[Your assignment] Omit the pictures and return every entry exactly as written.

[Exercise input]
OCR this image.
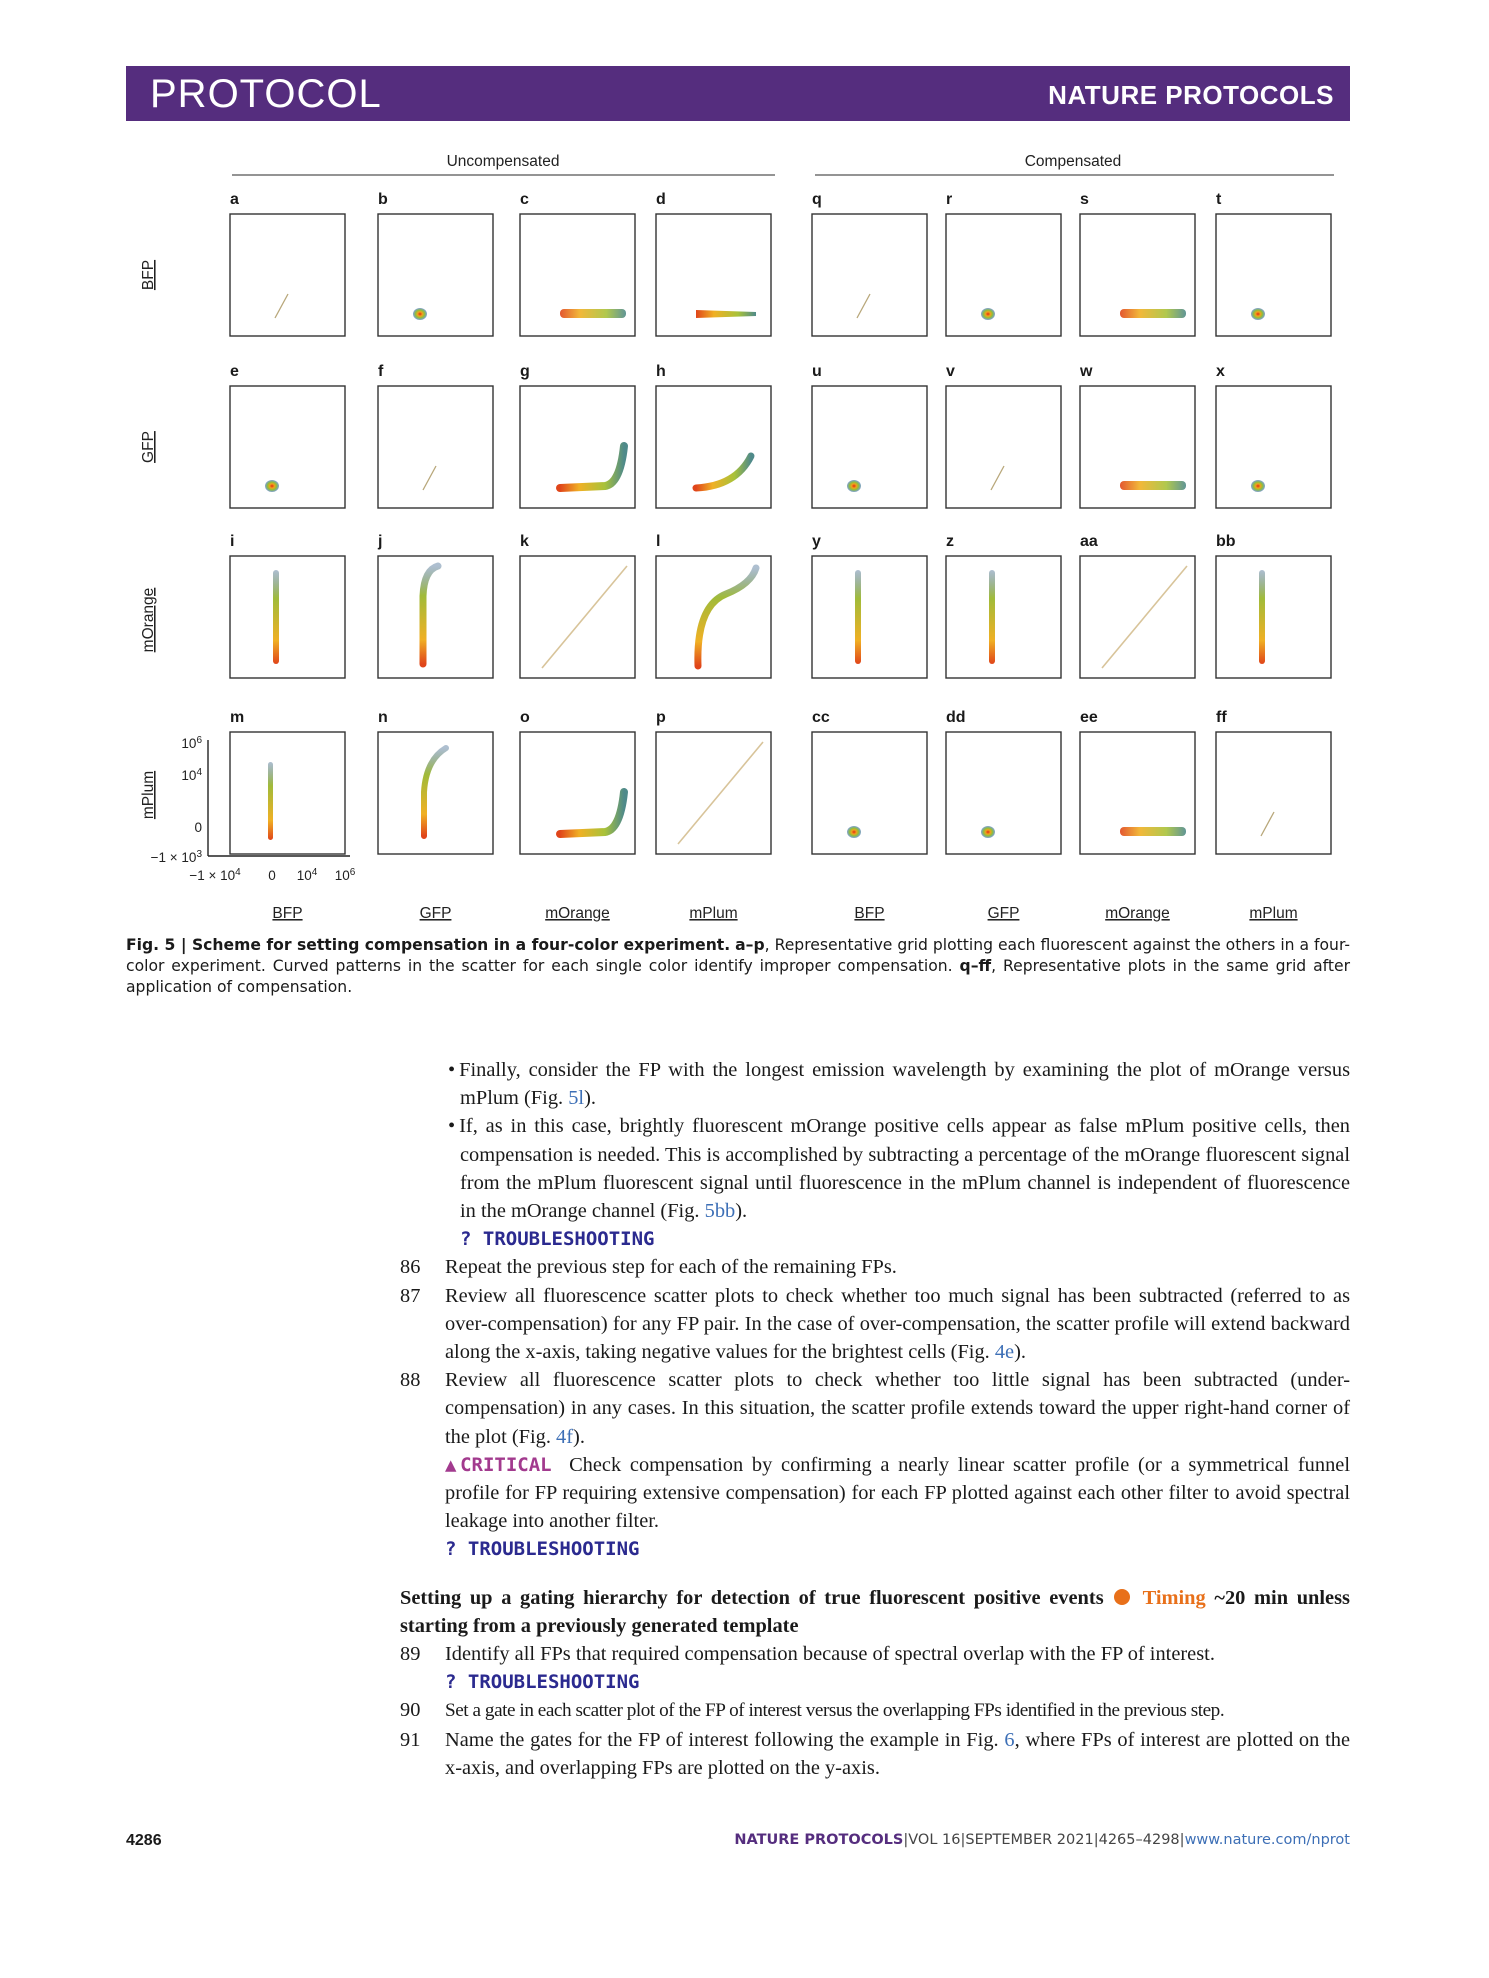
PROTOCOL	NATURE PROTOCOLS
Uncompensated	Compensated
BFP
GFP
mOrange
mPlum
a	b	c	d	q	r	s	t
e	f	g	h	u	v	w	x
i	j	k	l	y	z	aa	bb
m	n	o	p	cc	dd	ee	ff
$10^6$
$10^4$
0
$-1 \times 10^3$
$-1 \times 10^4$ 0 $10^4$ $10^6$
BFP	GFP	mOrange	mPlum	BFP	GFP	mOrange	mPlum
Fig. 5 | Scheme for setting compensation in a four-color experiment. a–p, Representative grid plotting each fluorescent against the others in a four-color experiment. Curved patterns in the scatter for each single color identify improper compensation. q–ff, Representative plots in the same grid after application of compensation.
• Finally, consider the FP with the longest emission wavelength by examining the plot of mOrange versus mPlum (Fig. 5l).
• If, as in this case, brightly fluorescent mOrange positive cells appear as false mPlum positive cells, then compensation is needed. This is accomplished by subtracting a percentage of the mOrange fluorescent signal from the mPlum fluorescent signal until fluorescence in the mPlum channel is independent of fluorescence in the mOrange channel (Fig. 5bb).
? TROUBLESHOOTING
86 Repeat the previous step for each of the remaining FPs.
87 Review all fluorescence scatter plots to check whether too much signal has been subtracted (referred to as over-compensation) for any FP pair. In the case of over-compensation, the scatter profile will extend backward along the x-axis, taking negative values for the brightest cells (Fig. 4e).
88 Review all fluorescence scatter plots to check whether too little signal has been subtracted (under-compensation) in any cases. In this situation, the scatter profile extends toward the upper right-hand corner of the plot (Fig. 4f).
▲CRITICAL Check compensation by confirming a nearly linear scatter profile (or a symmetrical funnel profile for FP requiring extensive compensation) for each FP plotted against each other filter to avoid spectral leakage into another filter.
? TROUBLESHOOTING
Setting up a gating hierarchy for detection of true fluorescent positive events Timing ~20 min unless starting from a previously generated template
89 Identify all FPs that required compensation because of spectral overlap with the FP of interest.
? TROUBLESHOOTING
90 Set a gate in each scatter plot of the FP of interest versus the overlapping FPs identified in the previous step.
91 Name the gates for the FP of interest following the example in Fig. 6, where FPs of interest are plotted on the x-axis, and overlapping FPs are plotted on the y-axis.
4286	NATURE PROTOCOLS|VOL 16|SEPTEMBER 2021|4265–4298|www.nature.com/nprot
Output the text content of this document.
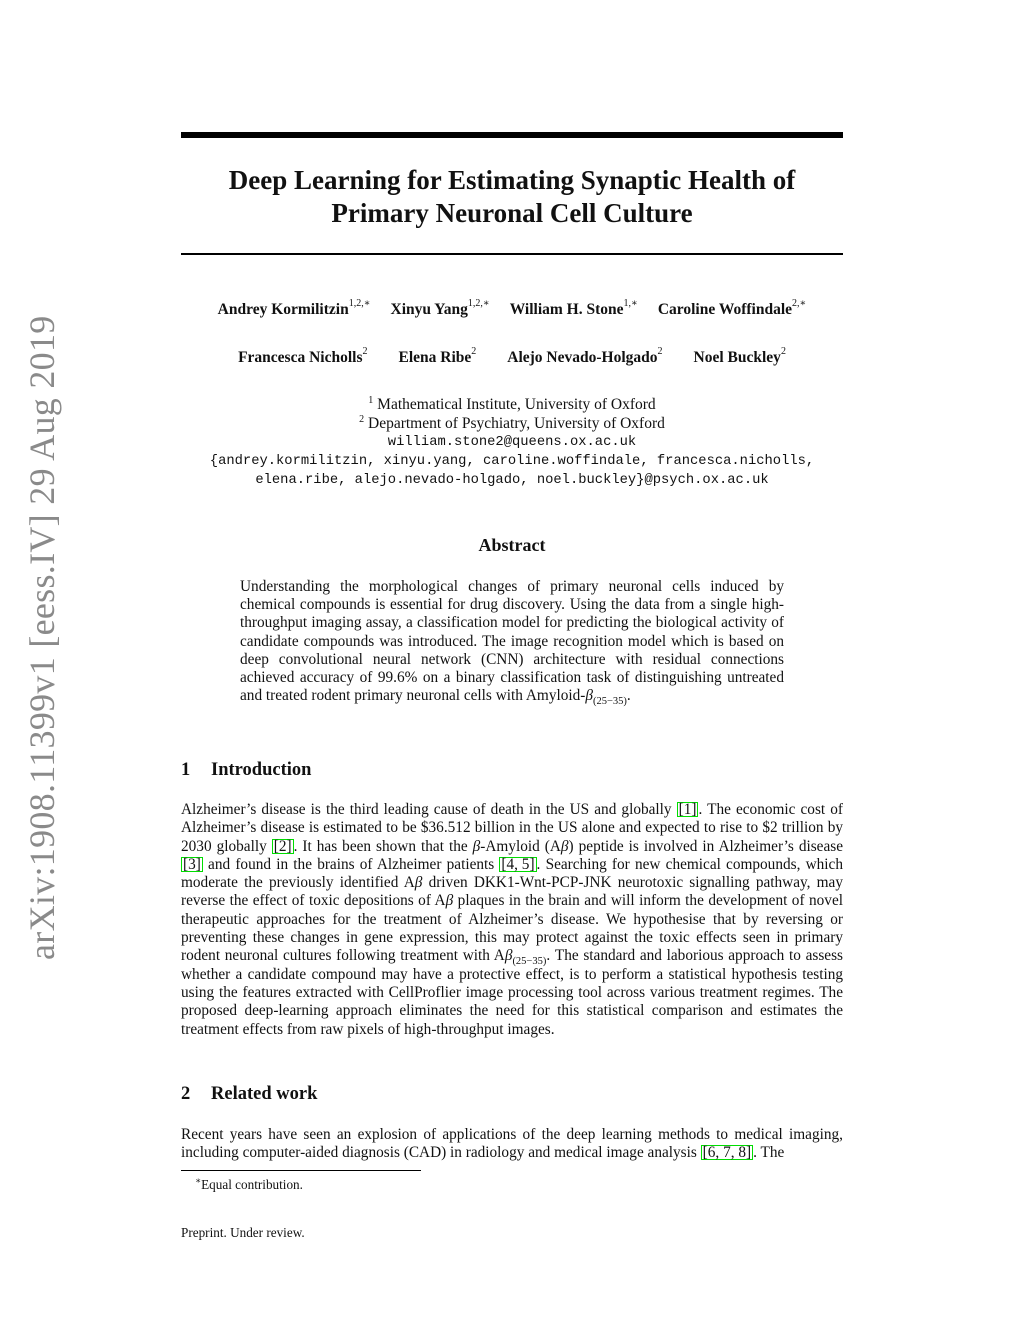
arXiv:1908.11399v1 [eess.IV] 29 Aug 2019
Deep Learning for Estimating Synaptic Health of
Primary Neuronal Cell Culture
Andrey Kormilitzin$^{1,2,∗}$ Xinyu Yang$^{1,2,∗}$ William H. Stone$^{1,∗}$ Caroline Woffindale$^{2,∗}$
Francesca Nicholls$^2$ Elena Ribe$^2$ Alejo Nevado-Holgado$^2$ Noel Buckley$^2$
$^1$ Mathematical Institute, University of Oxford
$^2$ Department of Psychiatry, University of Oxford
william.stone2@queens.ox.ac.uk
{andrey.kormilitzin, xinyu.yang, caroline.woffindale, francesca.nicholls,
elena.ribe, alejo.nevado-holgado, noel.buckley}@psych.ox.ac.uk
Abstract

Understanding the morphological changes of primary neuronal cells induced by chemical compounds is essential for drug discovery. Using the data from a single high-throughput imaging assay, a classification model for predicting the biological activity of candidate compounds was introduced. The image recognition model which is based on deep convolutional neural network (CNN) architecture with residual connections achieved accuracy of 99.6% on a binary classification task of distinguishing untreated and treated rodent primary neuronal cells with Amyloid-$\beta_{(25-35)}$.

1 Introduction

Alzheimer’s disease is the third leading cause of death in the US and globally [1] . The economic cost of Alzheimer’s disease is estimated to be $36.512 billion in the US alone and expected to rise to $2 trillion by 2030 globally [2] . It has been shown that the β-Amyloid (Aβ) peptide is involved in Alzheimer’s disease [3] and found in the brains of Alzheimer patients [4, 5] . Searching for new chemical compounds, which moderate the previously identified Aβ driven DKK1-Wnt-PCP-JNK neurotoxic signalling pathway, may reverse the effect of toxic depositions of Aβ plaques in the brain and will inform the development of novel therapeutic approaches for the treatment of Alzheimer’s disease. We hypothesise that by reversing or preventing these changes in gene expression, this may protect against the toxic effects seen in primary rodent neuronal cultures following treatment with $A\beta_{(25-35)}$. The standard and laborious approach to assess whether a candidate compound may have a protective effect, is to perform a statistical hypothesis testing using the features extracted with CellProflier image processing tool across various treatment regimes. The proposed deep-learning approach eliminates the need for this statistical comparison and estimates the treatment effects from raw pixels of high-throughput images.

2 Related work

Recent years have seen an explosion of applications of the deep learning methods to medical imaging, including computer-aided diagnosis (CAD) in radiology and medical image analysis [6, 7, 8] . The

∗Equal contribution.
Preprint. Under review.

[Output of the task]
OCR this image.
PROTOCOL	NATURE PROTOCOLS
Uncompensated	Compensated
BFP
GFP
mOrange
mPlum
a	b	c	d	q	r	s	t
e	f	g	h	u	v	w	x
i	j	k	l	y	z	aa	bb
m	n	o	p	cc	dd	ee	ff
$10^6$
$10^4$
0
$-1 \times 10^3$
$-1 \times 10^4$ 0 $10^4$ $10^6$
BFP	GFP	mOrange	mPlum	BFP	GFP	mOrange	mPlum
Fig. 5 | Scheme for setting compensation in a four-color experiment. a–p, Representative grid plotting each fluorescent against the others in a four-color experiment. Curved patterns in the scatter for each single color identify improper compensation. q–ff, Representative plots in the same grid after application of compensation.
• Finally, consider the FP with the longest emission wavelength by examining the plot of mOrange versus mPlum (Fig. 5l).
• If, as in this case, brightly fluorescent mOrange positive cells appear as false mPlum positive cells, then compensation is needed. This is accomplished by subtracting a percentage of the mOrange fluorescent signal from the mPlum fluorescent signal until fluorescence in the mPlum channel is independent of fluorescence in the mOrange channel (Fig. 5bb).
? TROUBLESHOOTING
86 Repeat the previous step for each of the remaining FPs.
87 Review all fluorescence scatter plots to check whether too much signal has been subtracted (referred to as over-compensation) for any FP pair. In the case of over-compensation, the scatter profile will extend backward along the x-axis, taking negative values for the brightest cells (Fig. 4e).
88 Review all fluorescence scatter plots to check whether too little signal has been subtracted (under-compensation) in any cases. In this situation, the scatter profile extends toward the upper right-hand corner of the plot (Fig. 4f).
▲CRITICAL Check compensation by confirming a nearly linear scatter profile (or a symmetrical funnel profile for FP requiring extensive compensation) for each FP plotted against each other filter to avoid spectral leakage into another filter.
? TROUBLESHOOTING
Setting up a gating hierarchy for detection of true fluorescent positive events Timing ~20 min unless starting from a previously generated template
89 Identify all FPs that required compensation because of spectral overlap with the FP of interest.
? TROUBLESHOOTING
90 Set a gate in each scatter plot of the FP of interest versus the overlapping FPs identified in the previous step.
91 Name the gates for the FP of interest following the example in Fig. 6, where FPs of interest are plotted on the x-axis, and overlapping FPs are plotted on the y-axis.
4286	NATURE PROTOCOLS|VOL 16|SEPTEMBER 2021|4265–4298|www.nature.com/nprot
Output the text content of this document.
arXiv:1908.11399v1 [eess.IV] 29 Aug 2019
Deep Learning for Estimating Synaptic Health of
Primary Neuronal Cell Culture
Andrey Kormilitzin$^{1,2,∗}$ Xinyu Yang$^{1,2,∗}$ William H. Stone$^{1,∗}$ Caroline Woffindale$^{2,∗}$
Francesca Nicholls$^2$ Elena Ribe$^2$ Alejo Nevado-Holgado$^2$ Noel Buckley$^2$
$^1$ Mathematical Institute, University of Oxford
$^2$ Department of Psychiatry, University of Oxford
william.stone2@queens.ox.ac.uk
{andrey.kormilitzin, xinyu.yang, caroline.woffindale, francesca.nicholls,
elena.ribe, alejo.nevado-holgado, noel.buckley}@psych.ox.ac.uk
Abstract

Understanding the morphological changes of primary neuronal cells induced by chemical compounds is essential for drug discovery. Using the data from a single high-throughput imaging assay, a classification model for predicting the biological activity of candidate compounds was introduced. The image recognition model which is based on deep convolutional neural network (CNN) architecture with residual connections achieved accuracy of 99.6% on a binary classification task of distinguishing untreated and treated rodent primary neuronal cells with Amyloid-$\beta_{(25-35)}$.

1 Introduction

Alzheimer’s disease is the third leading cause of death in the US and globally [1] . The economic cost of Alzheimer’s disease is estimated to be $36.512 billion in the US alone and expected to rise to $2 trillion by 2030 globally [2] . It has been shown that the β-Amyloid (Aβ) peptide is involved in Alzheimer’s disease [3] and found in the brains of Alzheimer patients [4, 5] . Searching for new chemical compounds, which moderate the previously identified Aβ driven DKK1-Wnt-PCP-JNK neurotoxic signalling pathway, may reverse the effect of toxic depositions of Aβ plaques in the brain and will inform the development of novel therapeutic approaches for the treatment of Alzheimer’s disease. We hypothesise that by reversing or preventing these changes in gene expression, this may protect against the toxic effects seen in primary rodent neuronal cultures following treatment with $A\beta_{(25-35)}$. The standard and laborious approach to assess whether a candidate compound may have a protective effect, is to perform a statistical hypothesis testing using the features extracted with CellProflier image processing tool across various treatment regimes. The proposed deep-learning approach eliminates the need for this statistical comparison and estimates the treatment effects from raw pixels of high-throughput images.

2 Related work

Recent years have seen an explosion of applications of the deep learning methods to medical imaging, including computer-aided diagnosis (CAD) in radiology and medical image analysis [6, 7, 8] . The

∗Equal contribution.
Preprint. Under review.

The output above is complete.